WHAT TO PRODUCE - Return each line of the listing that contains the string "Deuteronomy".
____
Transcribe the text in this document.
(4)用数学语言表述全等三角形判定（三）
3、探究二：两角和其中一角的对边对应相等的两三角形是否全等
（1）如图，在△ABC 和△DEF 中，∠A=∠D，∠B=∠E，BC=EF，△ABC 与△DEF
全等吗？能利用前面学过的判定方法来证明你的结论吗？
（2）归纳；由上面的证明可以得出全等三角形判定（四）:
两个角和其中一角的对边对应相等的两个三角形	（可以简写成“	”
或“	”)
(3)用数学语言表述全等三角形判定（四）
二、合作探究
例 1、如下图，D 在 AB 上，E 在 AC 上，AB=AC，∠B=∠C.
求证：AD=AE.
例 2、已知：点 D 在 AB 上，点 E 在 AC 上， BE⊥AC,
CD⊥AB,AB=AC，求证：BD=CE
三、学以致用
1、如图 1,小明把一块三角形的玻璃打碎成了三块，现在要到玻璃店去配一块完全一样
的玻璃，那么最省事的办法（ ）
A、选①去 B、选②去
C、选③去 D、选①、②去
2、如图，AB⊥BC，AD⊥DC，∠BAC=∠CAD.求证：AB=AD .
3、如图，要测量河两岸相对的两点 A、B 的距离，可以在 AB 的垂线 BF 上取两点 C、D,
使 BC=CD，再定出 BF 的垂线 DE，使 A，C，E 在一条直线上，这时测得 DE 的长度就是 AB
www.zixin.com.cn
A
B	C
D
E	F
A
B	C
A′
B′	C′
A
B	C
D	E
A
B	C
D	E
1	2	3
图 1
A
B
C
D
____
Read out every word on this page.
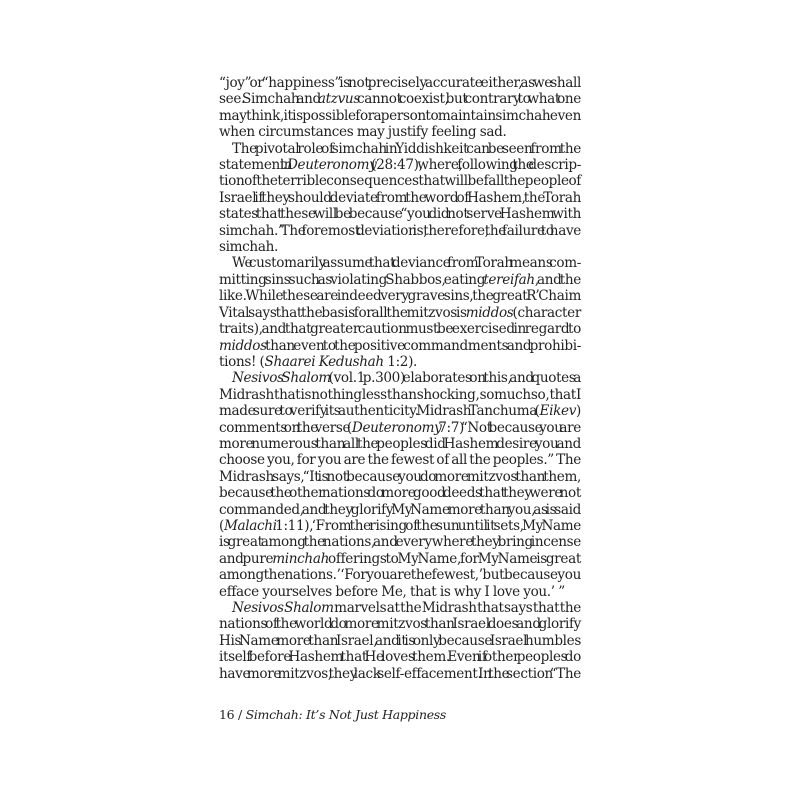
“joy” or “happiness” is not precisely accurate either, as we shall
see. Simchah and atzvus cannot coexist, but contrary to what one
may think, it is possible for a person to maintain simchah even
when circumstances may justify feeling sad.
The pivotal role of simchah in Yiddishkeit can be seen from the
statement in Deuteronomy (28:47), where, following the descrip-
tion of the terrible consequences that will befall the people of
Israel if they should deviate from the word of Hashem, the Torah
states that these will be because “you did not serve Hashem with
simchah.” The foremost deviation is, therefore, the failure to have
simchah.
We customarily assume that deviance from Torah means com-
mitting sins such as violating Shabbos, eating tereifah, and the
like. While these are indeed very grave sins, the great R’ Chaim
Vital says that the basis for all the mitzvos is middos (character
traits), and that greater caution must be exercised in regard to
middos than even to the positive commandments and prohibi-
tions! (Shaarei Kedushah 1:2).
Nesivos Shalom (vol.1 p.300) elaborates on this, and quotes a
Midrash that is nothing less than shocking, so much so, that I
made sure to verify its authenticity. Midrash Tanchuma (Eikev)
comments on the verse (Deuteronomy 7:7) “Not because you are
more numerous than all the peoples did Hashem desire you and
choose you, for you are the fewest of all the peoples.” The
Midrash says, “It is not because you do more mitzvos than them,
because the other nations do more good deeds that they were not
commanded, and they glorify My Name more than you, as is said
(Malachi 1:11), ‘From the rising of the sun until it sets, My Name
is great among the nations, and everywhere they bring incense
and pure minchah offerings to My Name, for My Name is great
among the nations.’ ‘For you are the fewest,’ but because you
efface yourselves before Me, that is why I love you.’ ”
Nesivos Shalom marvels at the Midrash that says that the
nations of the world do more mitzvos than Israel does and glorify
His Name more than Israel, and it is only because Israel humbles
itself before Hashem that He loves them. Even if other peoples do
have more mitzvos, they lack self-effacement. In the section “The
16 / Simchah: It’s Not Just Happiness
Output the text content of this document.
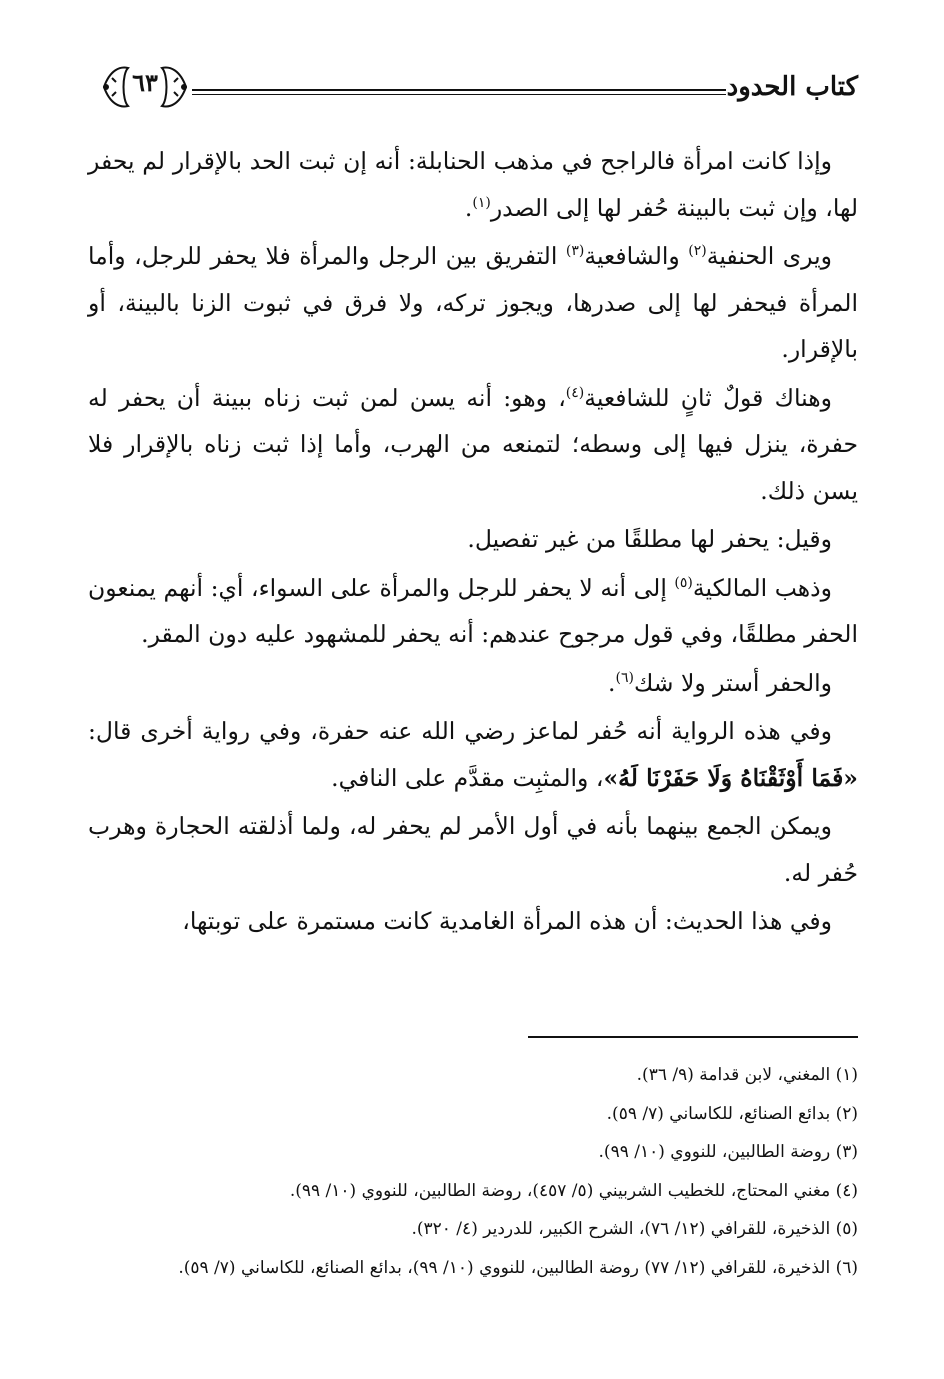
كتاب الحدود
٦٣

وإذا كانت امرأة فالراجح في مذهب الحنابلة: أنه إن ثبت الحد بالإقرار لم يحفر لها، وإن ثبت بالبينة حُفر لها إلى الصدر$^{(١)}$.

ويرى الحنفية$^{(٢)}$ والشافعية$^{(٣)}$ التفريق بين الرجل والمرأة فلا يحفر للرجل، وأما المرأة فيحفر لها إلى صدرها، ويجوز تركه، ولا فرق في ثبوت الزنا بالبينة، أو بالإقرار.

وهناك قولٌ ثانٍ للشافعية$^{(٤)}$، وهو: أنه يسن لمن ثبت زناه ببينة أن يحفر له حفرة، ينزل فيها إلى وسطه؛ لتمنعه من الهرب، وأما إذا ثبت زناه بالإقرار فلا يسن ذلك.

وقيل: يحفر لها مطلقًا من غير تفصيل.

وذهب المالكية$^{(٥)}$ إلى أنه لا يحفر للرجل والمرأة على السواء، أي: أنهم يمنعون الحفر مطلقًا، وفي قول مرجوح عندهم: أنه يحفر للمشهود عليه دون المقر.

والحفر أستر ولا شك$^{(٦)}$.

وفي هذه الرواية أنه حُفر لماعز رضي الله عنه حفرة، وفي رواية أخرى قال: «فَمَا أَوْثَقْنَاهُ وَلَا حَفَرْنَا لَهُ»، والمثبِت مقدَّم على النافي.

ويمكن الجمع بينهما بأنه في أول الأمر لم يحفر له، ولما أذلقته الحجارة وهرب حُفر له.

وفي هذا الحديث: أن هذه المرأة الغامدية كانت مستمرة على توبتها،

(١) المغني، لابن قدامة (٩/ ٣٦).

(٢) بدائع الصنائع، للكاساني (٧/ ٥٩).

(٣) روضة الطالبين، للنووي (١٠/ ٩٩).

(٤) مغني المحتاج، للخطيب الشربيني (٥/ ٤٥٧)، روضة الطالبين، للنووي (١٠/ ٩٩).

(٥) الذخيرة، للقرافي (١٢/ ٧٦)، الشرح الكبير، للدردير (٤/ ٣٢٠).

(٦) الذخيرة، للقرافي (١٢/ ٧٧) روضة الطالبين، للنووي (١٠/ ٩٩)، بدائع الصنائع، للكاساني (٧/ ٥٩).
____
ANSWER TO THIS TASK -
statement in Deuteronomy (28:47), where, following the descrip-
comments on the verse (Deuteronomy 7:7) “Not because you are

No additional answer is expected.